» WHAT NEEDS TO BE DONE
Show every line of the material below that contains the string "Katalog", matching case exactly.

» GIVEN DATA
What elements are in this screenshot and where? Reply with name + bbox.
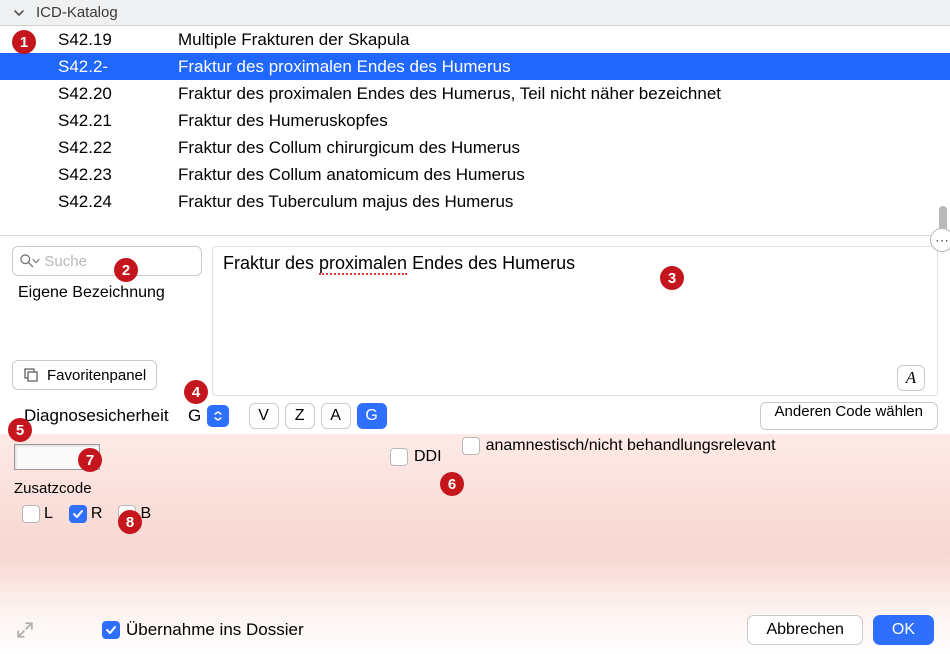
laterality-b-label: B bbox=[140, 505, 151, 523]
icd-list[interactable]: S42.19Multiple Frakturen der SkapulaS42.… bbox=[0, 26, 950, 236]
description-text-after: Endes des Humerus bbox=[407, 253, 575, 273]
search-field-wrap[interactable] bbox=[12, 246, 202, 276]
favorites-panel-button[interactable]: Favoritenpanel bbox=[12, 360, 157, 390]
annotation-badge-8: 8 bbox=[118, 510, 142, 534]
certainty-option-a[interactable]: A bbox=[321, 403, 351, 429]
zusatzcode-label: Zusatzcode bbox=[14, 480, 938, 497]
dossier-label: Übernahme ins Dossier bbox=[126, 620, 304, 640]
icd-list-row[interactable]: S42.22Fraktur des Collum chirurgicum des… bbox=[0, 134, 950, 161]
catalog-title: ICD-Katalog bbox=[36, 4, 118, 21]
icd-code: S42.19 bbox=[58, 30, 178, 50]
icd-description: Multiple Frakturen der Skapula bbox=[178, 30, 950, 50]
icd-code: S42.23 bbox=[58, 165, 178, 185]
annotation-badge-4: 4 bbox=[184, 380, 208, 404]
cancel-button[interactable]: Abbrechen bbox=[747, 615, 862, 645]
ddi-checkbox-wrap[interactable]: DDI bbox=[390, 448, 442, 466]
dropdown-chevron-icon[interactable] bbox=[207, 405, 229, 427]
diagnosis-certainty-dropdown[interactable]: G bbox=[183, 405, 229, 427]
search-chevron-icon bbox=[32, 252, 40, 270]
chevron-down-icon[interactable] bbox=[12, 6, 26, 20]
ddi-checkbox[interactable] bbox=[390, 448, 408, 466]
annotation-badge-1: 1 bbox=[12, 30, 36, 54]
icd-list-row[interactable]: S42.24Fraktur des Tuberculum majus des H… bbox=[0, 188, 950, 215]
choose-other-code-button[interactable]: Anderen Code wählen bbox=[760, 402, 938, 430]
stack-icon bbox=[23, 367, 39, 383]
font-style-button[interactable]: A bbox=[897, 365, 925, 391]
icd-list-row[interactable]: S42.2-Fraktur des proximalen Endes des H… bbox=[0, 53, 950, 80]
icd-code: S42.24 bbox=[58, 192, 178, 212]
certainty-option-g[interactable]: G bbox=[357, 403, 387, 429]
icd-description: Fraktur des Humeruskopfes bbox=[178, 111, 950, 131]
certainty-option-z[interactable]: Z bbox=[285, 403, 315, 429]
icd-list-row[interactable]: S42.21Fraktur des Humeruskopfes bbox=[0, 107, 950, 134]
own-designation-label: Eigene Bezeichnung bbox=[12, 284, 165, 302]
icd-description: Fraktur des Collum chirurgicum des Humer… bbox=[178, 138, 950, 158]
annotation-badge-5: 5 bbox=[8, 418, 32, 442]
icd-code: S42.22 bbox=[58, 138, 178, 158]
laterality-r-label: R bbox=[91, 505, 103, 523]
icd-list-row[interactable]: S42.20Fraktur des proximalen Endes des H… bbox=[0, 80, 950, 107]
icd-description: Fraktur des proximalen Endes des Humerus bbox=[178, 57, 950, 77]
description-textarea[interactable]: Fraktur des proximalen Endes des Humerus… bbox=[212, 246, 938, 396]
certainty-option-v[interactable]: V bbox=[249, 403, 279, 429]
dossier-checkbox[interactable] bbox=[102, 621, 120, 639]
description-text-before: Fraktur des bbox=[223, 253, 319, 273]
laterality-r-checkbox[interactable] bbox=[69, 505, 87, 523]
annotation-badge-6: 6 bbox=[440, 472, 464, 496]
expand-icon[interactable] bbox=[16, 621, 34, 639]
icd-description: Fraktur des Collum anatomicum des Humeru… bbox=[178, 165, 950, 185]
icd-list-row[interactable]: S42.23Fraktur des Collum anatomicum des … bbox=[0, 161, 950, 188]
laterality-l-wrap[interactable]: L bbox=[22, 505, 53, 523]
laterality-l-checkbox[interactable] bbox=[22, 505, 40, 523]
laterality-l-label: L bbox=[44, 505, 53, 523]
icd-description: Fraktur des Tuberculum majus des Humerus bbox=[178, 192, 950, 212]
diagnosis-certainty-value: G bbox=[183, 406, 207, 426]
icd-code: S42.2- bbox=[58, 57, 178, 77]
catalog-titlebar: ICD-Katalog bbox=[0, 0, 950, 26]
diagnosis-certainty-label: Diagnosesicherheit bbox=[24, 406, 169, 426]
annotation-badge-2: 2 bbox=[114, 258, 138, 282]
annotation-badge-7: 7 bbox=[78, 448, 102, 472]
favorites-panel-label: Favoritenpanel bbox=[47, 367, 146, 384]
dossier-checkbox-wrap[interactable]: Übernahme ins Dossier bbox=[102, 620, 304, 640]
ddi-label: DDI bbox=[414, 448, 442, 466]
anamnestic-checkbox[interactable] bbox=[462, 437, 480, 455]
more-icon[interactable]: ⋯ bbox=[930, 228, 950, 252]
description-text-spell: proximalen bbox=[319, 253, 407, 275]
icd-code: S42.20 bbox=[58, 84, 178, 104]
icd-list-row[interactable]: S42.19Multiple Frakturen der Skapula bbox=[0, 26, 950, 53]
ok-button[interactable]: OK bbox=[873, 615, 934, 645]
anamnestic-label: anamnestisch/nicht behandlungsrelevant bbox=[486, 437, 776, 455]
laterality-r-wrap[interactable]: R bbox=[69, 505, 103, 523]
anamnestic-checkbox-wrap[interactable]: anamnestisch/nicht behandlungsrelevant bbox=[462, 437, 776, 455]
icd-description: Fraktur des proximalen Endes des Humerus… bbox=[178, 84, 950, 104]
icd-code: S42.21 bbox=[58, 111, 178, 131]
annotation-badge-3: 3 bbox=[660, 266, 684, 290]
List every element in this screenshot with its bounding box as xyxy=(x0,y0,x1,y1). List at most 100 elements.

» EXERCISE SOLUTION
catalog-title: ICD-Katalog bbox=[36, 4, 118, 21]
catalog-titlebar: ICD-Katalog bbox=[0, 0, 950, 26]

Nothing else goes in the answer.